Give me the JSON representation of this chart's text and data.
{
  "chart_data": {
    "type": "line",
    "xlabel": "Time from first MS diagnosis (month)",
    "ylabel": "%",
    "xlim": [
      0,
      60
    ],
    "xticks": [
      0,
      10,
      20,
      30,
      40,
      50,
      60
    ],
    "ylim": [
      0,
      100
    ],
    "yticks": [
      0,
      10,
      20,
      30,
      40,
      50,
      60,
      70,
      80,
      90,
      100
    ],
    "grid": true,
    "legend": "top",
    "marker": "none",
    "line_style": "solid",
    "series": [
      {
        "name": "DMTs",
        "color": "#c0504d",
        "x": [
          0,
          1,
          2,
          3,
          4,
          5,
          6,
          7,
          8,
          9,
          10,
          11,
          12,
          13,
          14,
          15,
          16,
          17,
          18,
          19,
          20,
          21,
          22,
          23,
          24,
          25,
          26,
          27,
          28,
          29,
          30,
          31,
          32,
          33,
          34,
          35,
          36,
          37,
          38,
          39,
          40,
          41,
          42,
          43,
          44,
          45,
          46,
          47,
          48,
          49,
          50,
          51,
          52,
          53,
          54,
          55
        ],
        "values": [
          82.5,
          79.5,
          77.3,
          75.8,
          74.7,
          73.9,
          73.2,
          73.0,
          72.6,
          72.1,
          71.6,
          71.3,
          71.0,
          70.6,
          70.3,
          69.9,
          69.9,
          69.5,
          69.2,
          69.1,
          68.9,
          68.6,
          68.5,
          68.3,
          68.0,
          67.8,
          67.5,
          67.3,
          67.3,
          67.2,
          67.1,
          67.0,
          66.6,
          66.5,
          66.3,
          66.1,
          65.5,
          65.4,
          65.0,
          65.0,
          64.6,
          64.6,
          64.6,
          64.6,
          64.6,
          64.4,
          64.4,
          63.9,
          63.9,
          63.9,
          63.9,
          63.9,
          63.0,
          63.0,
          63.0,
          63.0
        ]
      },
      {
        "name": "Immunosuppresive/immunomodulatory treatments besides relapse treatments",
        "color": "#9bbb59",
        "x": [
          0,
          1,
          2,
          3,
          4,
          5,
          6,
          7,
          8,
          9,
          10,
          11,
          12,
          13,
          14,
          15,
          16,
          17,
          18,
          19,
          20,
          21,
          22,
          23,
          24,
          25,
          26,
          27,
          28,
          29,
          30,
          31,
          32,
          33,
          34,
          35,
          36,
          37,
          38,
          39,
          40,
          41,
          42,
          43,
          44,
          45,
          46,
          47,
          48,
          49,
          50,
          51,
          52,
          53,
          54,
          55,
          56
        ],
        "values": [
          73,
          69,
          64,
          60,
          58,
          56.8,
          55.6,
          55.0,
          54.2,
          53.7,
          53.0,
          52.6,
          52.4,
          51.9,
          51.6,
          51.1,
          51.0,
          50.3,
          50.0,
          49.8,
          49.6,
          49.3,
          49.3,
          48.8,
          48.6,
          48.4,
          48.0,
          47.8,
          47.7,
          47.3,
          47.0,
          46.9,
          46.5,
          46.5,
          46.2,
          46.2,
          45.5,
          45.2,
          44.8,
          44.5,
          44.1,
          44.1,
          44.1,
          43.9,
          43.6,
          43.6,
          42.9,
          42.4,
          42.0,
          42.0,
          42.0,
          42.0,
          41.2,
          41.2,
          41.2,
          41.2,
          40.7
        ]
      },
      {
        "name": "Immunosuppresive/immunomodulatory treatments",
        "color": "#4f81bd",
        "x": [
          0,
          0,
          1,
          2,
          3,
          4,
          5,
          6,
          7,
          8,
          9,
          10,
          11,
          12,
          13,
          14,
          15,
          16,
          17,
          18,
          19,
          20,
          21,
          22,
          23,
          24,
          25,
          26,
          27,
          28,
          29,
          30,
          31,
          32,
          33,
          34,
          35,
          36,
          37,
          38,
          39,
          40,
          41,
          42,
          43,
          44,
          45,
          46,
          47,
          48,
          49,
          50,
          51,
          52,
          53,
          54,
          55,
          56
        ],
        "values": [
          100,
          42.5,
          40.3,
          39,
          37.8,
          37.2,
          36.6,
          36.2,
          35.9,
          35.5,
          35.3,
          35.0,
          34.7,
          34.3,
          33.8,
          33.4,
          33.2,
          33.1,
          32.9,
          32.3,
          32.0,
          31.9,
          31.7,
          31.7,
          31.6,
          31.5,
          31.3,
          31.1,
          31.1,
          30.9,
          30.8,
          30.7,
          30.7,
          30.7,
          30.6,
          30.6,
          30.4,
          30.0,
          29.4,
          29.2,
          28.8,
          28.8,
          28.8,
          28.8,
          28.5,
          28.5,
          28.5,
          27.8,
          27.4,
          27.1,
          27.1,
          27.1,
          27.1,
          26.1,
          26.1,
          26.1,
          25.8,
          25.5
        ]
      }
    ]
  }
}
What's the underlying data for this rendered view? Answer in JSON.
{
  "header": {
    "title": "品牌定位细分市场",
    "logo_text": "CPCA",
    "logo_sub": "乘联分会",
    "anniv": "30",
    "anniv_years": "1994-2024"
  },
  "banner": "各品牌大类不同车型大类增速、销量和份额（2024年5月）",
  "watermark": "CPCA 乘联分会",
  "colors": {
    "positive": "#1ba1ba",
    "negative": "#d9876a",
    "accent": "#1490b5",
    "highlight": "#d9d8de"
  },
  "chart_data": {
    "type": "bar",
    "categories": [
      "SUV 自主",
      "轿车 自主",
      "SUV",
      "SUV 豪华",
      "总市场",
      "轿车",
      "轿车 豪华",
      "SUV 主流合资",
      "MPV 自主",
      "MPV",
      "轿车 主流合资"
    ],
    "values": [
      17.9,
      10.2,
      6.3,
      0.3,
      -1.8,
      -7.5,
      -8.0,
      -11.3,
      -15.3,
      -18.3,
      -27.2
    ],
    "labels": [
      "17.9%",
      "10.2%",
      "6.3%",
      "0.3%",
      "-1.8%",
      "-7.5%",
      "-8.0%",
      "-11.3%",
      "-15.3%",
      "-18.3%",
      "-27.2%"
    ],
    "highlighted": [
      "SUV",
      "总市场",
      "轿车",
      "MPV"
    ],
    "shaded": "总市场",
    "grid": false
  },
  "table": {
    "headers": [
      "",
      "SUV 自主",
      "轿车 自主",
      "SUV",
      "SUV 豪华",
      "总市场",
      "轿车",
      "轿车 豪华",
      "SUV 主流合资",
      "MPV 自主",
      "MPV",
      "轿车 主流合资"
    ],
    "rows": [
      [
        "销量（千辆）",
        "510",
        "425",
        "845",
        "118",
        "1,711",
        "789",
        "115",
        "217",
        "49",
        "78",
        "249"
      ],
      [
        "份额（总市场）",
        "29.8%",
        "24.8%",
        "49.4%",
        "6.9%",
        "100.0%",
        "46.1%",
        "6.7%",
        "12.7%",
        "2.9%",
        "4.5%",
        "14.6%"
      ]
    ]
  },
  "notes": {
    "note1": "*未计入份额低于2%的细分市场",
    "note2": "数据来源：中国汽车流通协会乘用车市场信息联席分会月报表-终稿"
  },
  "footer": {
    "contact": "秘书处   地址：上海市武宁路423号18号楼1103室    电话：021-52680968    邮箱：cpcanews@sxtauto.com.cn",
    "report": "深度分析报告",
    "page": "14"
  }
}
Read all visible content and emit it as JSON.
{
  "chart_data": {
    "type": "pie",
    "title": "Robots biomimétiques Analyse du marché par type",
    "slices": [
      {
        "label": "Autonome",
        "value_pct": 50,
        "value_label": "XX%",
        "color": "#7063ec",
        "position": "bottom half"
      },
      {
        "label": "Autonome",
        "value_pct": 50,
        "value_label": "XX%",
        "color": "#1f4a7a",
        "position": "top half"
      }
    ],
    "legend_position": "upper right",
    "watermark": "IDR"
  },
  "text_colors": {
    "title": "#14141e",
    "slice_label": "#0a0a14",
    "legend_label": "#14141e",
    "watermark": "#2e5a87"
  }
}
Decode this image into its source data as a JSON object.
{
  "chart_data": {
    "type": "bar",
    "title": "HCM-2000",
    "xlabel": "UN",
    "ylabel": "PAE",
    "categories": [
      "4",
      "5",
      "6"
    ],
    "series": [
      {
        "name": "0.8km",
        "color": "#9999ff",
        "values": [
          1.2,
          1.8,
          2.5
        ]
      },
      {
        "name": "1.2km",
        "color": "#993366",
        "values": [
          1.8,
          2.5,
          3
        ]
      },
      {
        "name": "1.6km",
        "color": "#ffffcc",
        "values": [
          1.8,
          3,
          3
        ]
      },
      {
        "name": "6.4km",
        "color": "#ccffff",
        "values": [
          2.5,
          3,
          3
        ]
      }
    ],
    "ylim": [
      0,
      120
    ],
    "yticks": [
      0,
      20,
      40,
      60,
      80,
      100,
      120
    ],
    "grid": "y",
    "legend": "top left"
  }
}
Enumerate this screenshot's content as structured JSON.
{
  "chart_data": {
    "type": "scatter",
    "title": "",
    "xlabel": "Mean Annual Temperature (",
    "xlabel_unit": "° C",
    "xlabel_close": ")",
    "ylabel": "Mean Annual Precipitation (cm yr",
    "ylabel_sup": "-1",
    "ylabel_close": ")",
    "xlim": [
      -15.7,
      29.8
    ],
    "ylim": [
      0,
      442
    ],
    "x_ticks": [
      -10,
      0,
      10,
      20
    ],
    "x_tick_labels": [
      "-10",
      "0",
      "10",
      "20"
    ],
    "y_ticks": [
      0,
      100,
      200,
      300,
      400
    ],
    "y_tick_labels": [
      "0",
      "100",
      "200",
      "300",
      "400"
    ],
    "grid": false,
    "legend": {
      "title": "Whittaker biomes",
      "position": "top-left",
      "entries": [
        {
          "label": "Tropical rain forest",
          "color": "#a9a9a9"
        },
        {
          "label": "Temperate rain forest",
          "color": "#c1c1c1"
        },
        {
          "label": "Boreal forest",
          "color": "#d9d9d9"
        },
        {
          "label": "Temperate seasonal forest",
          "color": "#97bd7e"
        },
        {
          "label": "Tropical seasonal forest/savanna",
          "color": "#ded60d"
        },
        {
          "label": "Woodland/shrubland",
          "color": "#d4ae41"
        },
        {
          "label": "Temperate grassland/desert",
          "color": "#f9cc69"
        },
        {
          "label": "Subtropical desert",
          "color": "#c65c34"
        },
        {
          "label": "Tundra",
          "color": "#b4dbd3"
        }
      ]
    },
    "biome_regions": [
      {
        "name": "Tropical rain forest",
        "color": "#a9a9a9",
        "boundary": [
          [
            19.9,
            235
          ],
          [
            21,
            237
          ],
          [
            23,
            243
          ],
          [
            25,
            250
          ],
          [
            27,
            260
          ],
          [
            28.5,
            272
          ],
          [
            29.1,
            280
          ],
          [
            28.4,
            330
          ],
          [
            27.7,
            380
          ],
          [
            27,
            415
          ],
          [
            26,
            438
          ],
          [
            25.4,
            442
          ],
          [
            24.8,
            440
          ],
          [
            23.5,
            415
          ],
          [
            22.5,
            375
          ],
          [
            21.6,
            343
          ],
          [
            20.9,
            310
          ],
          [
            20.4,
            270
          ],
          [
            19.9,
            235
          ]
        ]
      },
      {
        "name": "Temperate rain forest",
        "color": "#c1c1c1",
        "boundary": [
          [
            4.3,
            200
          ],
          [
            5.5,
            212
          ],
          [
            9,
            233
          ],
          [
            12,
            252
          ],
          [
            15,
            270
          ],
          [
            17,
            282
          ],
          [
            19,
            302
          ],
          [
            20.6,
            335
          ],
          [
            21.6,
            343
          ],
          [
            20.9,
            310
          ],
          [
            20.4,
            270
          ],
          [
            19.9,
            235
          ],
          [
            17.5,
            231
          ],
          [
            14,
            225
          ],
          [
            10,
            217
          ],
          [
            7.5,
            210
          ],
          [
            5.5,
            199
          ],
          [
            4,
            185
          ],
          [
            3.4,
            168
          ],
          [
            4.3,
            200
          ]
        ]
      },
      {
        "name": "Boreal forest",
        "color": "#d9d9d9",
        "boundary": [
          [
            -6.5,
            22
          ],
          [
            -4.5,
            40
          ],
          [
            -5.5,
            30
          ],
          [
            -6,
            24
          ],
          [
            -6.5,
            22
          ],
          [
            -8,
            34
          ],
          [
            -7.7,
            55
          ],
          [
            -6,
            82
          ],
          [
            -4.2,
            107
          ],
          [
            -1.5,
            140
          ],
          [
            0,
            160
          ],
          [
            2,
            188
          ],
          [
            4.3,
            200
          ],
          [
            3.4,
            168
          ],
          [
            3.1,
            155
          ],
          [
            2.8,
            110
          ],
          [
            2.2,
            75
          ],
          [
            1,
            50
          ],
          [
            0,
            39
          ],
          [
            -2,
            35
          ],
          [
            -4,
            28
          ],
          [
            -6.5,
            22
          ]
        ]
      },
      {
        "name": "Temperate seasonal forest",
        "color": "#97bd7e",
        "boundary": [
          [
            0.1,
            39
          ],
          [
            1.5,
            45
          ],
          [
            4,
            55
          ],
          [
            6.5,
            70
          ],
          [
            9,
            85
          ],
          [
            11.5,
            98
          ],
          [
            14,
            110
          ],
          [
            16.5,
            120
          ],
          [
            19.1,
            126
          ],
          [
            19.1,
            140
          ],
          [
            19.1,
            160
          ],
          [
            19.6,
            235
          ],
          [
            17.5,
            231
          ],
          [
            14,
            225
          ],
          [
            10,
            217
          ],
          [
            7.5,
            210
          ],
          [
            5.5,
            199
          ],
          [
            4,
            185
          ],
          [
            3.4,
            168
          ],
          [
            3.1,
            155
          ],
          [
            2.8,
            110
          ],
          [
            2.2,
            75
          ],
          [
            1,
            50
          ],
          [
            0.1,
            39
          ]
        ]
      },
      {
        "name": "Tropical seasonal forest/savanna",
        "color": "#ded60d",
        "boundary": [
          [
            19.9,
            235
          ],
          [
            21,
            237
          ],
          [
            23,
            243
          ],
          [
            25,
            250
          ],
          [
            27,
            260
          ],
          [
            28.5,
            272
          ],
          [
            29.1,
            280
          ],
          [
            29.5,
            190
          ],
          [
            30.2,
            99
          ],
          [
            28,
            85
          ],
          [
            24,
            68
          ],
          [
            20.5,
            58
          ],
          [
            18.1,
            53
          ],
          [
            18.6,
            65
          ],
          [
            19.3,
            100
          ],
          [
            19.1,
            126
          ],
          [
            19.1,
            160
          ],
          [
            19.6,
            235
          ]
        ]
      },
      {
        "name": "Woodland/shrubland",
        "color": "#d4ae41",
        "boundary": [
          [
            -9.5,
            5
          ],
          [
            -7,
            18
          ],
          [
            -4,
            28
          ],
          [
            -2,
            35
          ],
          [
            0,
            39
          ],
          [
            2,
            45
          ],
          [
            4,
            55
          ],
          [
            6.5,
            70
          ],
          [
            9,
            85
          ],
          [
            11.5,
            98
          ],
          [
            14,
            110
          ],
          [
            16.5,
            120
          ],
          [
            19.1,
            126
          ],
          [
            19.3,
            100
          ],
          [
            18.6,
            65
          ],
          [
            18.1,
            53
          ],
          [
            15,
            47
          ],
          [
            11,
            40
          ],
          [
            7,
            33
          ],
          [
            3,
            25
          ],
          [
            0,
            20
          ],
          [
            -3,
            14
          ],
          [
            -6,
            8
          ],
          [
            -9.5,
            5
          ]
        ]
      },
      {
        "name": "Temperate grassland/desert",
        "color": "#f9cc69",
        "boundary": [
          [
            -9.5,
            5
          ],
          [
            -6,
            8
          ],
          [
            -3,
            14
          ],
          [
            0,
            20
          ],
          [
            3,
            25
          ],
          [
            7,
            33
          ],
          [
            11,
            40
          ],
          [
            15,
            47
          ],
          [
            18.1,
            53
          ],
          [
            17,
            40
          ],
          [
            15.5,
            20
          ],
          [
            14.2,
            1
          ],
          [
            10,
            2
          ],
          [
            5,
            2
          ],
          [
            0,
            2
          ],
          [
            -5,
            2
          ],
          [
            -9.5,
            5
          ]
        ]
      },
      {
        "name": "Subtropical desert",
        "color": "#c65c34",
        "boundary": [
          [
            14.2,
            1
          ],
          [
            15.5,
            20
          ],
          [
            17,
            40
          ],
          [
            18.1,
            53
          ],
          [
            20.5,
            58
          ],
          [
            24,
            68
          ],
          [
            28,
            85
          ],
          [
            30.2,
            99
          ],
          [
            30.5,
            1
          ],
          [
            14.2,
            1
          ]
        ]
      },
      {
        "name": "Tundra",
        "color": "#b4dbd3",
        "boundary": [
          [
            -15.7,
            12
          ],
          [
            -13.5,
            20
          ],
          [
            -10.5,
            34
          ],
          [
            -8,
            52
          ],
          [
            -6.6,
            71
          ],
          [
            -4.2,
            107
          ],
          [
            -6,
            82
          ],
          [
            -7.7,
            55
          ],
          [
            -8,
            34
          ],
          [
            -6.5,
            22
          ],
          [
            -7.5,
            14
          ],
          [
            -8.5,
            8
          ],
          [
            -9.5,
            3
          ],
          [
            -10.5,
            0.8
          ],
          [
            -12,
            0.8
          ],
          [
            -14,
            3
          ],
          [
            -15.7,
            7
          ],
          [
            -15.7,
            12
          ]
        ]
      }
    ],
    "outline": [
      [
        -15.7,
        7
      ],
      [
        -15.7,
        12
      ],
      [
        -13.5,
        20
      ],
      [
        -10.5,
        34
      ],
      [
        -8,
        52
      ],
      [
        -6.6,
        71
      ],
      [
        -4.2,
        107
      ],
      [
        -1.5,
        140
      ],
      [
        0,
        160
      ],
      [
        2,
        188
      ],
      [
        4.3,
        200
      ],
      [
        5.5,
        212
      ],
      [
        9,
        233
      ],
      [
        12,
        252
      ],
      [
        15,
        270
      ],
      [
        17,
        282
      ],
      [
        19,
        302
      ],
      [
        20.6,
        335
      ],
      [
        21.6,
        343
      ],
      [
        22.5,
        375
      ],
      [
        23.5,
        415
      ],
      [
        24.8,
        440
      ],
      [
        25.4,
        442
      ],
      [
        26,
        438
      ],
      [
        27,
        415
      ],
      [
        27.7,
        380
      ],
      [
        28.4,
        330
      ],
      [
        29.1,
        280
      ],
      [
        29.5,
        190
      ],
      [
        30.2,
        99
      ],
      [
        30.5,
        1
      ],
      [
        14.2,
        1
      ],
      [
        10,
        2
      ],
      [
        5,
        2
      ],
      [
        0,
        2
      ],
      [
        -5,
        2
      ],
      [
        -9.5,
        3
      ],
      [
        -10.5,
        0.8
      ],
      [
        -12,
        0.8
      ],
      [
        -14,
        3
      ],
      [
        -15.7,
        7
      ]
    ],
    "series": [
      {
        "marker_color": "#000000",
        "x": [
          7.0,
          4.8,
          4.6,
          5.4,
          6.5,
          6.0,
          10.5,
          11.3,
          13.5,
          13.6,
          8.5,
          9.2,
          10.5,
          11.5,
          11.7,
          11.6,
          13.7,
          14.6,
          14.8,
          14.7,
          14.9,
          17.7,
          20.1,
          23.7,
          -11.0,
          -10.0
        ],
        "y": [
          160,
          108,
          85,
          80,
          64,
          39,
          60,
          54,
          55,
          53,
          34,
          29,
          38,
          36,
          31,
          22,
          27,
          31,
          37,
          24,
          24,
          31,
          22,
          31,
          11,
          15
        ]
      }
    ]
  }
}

☆ ☆ ☆ ☆ ☆ ☆ ☆

Task goal
Provide solely the number of lines in the data that include the word "half".

Reply to the task
2